**Direction**
Report only the number of lines holding "Toscana".

Records from a data collection
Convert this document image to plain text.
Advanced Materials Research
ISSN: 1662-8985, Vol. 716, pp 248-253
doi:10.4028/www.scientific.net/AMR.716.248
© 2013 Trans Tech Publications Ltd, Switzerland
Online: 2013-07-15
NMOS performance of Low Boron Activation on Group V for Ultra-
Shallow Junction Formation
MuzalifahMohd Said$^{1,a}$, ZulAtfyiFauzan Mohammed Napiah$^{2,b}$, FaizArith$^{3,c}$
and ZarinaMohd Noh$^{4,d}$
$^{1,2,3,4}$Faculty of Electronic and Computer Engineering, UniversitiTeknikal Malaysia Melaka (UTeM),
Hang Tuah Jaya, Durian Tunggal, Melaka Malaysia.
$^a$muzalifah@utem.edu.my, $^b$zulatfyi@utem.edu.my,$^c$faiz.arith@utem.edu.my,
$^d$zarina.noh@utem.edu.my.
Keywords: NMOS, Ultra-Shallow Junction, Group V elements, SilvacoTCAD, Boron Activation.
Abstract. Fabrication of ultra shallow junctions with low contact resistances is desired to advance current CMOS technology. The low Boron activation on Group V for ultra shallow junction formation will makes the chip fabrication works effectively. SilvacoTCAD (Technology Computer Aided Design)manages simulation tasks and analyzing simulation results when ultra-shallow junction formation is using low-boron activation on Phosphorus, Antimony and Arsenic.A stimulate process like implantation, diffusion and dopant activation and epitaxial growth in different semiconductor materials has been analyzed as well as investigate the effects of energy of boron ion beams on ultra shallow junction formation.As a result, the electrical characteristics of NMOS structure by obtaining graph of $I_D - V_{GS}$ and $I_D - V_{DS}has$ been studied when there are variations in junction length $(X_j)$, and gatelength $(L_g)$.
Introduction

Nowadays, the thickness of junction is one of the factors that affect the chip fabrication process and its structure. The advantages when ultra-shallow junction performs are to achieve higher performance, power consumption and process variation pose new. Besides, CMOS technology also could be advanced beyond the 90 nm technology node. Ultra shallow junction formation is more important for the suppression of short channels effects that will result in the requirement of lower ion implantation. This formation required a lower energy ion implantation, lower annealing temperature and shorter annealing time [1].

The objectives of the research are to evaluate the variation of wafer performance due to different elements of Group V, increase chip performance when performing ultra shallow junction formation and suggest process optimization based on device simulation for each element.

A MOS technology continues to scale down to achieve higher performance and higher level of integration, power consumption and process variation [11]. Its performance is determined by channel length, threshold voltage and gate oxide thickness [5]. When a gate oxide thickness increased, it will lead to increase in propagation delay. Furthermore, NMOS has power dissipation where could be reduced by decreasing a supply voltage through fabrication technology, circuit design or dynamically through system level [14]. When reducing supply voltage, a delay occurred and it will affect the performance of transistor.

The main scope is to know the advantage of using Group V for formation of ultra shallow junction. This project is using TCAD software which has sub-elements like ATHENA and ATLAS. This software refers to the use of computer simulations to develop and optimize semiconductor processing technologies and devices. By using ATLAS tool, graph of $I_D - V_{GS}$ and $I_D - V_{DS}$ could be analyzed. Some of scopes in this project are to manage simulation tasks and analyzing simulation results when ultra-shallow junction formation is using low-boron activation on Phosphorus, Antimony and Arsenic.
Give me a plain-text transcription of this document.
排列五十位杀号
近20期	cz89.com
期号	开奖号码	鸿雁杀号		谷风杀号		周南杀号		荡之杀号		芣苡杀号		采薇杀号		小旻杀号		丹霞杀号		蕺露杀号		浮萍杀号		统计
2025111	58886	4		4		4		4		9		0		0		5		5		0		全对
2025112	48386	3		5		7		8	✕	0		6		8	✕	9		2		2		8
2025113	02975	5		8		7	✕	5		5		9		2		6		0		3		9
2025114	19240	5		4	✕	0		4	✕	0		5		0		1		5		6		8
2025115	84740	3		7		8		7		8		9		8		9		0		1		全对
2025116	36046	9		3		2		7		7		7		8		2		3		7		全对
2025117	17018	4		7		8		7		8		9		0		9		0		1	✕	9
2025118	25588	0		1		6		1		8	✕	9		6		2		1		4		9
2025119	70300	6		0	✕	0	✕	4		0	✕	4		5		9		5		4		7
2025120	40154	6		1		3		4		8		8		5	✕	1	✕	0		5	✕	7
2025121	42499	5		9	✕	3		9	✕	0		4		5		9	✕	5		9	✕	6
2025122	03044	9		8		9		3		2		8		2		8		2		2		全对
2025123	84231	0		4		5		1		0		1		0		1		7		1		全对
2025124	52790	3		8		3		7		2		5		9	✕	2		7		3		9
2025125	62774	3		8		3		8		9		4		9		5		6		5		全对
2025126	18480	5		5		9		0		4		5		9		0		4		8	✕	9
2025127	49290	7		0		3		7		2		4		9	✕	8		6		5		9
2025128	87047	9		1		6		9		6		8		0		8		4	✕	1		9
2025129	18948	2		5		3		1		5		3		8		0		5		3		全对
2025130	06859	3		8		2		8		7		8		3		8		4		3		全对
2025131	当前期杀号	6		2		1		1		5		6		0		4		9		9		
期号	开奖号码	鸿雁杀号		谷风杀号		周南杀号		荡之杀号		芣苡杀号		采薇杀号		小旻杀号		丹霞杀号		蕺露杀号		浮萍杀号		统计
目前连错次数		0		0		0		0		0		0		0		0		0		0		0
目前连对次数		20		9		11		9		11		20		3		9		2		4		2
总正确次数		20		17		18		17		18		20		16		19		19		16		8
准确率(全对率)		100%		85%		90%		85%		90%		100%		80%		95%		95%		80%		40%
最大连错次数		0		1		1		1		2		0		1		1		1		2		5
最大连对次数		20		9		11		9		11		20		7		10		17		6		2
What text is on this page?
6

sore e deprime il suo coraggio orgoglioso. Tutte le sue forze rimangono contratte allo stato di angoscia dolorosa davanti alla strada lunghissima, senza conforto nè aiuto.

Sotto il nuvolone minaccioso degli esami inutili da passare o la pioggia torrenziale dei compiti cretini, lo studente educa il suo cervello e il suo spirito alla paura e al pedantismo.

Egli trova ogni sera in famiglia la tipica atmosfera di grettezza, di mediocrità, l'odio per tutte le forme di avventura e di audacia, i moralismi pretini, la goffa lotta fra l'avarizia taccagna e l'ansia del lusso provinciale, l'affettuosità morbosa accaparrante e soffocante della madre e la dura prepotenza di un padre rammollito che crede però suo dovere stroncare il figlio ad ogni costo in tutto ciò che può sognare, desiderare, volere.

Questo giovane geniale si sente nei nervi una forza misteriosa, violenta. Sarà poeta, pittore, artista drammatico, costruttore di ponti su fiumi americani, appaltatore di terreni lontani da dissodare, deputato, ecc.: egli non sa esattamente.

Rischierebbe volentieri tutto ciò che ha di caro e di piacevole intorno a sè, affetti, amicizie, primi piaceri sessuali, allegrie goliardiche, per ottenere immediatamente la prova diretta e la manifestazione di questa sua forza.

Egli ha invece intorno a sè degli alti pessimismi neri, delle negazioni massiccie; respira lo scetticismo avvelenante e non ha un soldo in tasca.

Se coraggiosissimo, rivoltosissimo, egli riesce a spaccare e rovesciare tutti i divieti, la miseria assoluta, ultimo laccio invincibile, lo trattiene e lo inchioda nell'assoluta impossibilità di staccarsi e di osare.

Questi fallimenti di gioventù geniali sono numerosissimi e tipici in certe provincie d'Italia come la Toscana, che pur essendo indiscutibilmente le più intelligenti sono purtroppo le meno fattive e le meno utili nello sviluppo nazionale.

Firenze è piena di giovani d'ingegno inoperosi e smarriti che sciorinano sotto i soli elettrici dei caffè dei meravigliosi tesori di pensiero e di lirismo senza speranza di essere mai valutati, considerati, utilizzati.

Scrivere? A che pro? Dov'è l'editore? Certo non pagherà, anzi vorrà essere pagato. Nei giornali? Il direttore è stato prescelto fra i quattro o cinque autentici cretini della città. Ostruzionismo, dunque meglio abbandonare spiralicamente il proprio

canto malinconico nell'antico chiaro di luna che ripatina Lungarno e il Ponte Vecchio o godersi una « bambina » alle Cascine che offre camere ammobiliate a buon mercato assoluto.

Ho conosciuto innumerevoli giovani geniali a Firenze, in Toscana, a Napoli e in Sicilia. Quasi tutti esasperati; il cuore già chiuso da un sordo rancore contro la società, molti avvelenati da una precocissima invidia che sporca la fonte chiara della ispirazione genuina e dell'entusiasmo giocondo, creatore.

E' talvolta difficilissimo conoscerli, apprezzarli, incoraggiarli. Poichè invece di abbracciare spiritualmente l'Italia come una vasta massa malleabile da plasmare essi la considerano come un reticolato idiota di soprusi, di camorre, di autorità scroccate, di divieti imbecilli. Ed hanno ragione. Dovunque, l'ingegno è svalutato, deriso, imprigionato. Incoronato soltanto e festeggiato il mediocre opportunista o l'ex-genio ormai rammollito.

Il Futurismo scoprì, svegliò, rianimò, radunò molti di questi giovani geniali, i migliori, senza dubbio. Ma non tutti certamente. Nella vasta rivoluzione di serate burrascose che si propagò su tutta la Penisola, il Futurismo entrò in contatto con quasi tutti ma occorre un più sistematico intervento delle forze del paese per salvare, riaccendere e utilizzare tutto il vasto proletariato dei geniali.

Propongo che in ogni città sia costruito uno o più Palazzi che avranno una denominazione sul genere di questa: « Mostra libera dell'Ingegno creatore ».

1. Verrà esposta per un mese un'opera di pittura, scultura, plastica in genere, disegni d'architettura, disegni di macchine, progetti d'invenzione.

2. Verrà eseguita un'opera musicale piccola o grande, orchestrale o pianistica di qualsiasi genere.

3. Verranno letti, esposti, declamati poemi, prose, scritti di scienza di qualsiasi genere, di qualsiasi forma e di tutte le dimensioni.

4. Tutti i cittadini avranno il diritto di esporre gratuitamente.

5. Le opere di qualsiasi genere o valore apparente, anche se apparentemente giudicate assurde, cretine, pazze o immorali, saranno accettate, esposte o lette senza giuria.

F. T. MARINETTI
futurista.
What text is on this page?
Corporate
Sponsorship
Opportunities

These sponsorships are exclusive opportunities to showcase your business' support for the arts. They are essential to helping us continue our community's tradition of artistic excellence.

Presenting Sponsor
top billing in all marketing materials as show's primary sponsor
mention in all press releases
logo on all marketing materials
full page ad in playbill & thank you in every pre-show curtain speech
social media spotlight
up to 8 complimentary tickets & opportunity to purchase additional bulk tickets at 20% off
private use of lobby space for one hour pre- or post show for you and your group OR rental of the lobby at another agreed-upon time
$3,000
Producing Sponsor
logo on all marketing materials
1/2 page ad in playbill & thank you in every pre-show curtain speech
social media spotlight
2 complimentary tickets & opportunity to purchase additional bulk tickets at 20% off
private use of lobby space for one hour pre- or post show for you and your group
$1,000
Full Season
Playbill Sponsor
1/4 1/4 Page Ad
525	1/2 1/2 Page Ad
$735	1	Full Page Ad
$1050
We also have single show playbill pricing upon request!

**The output**
2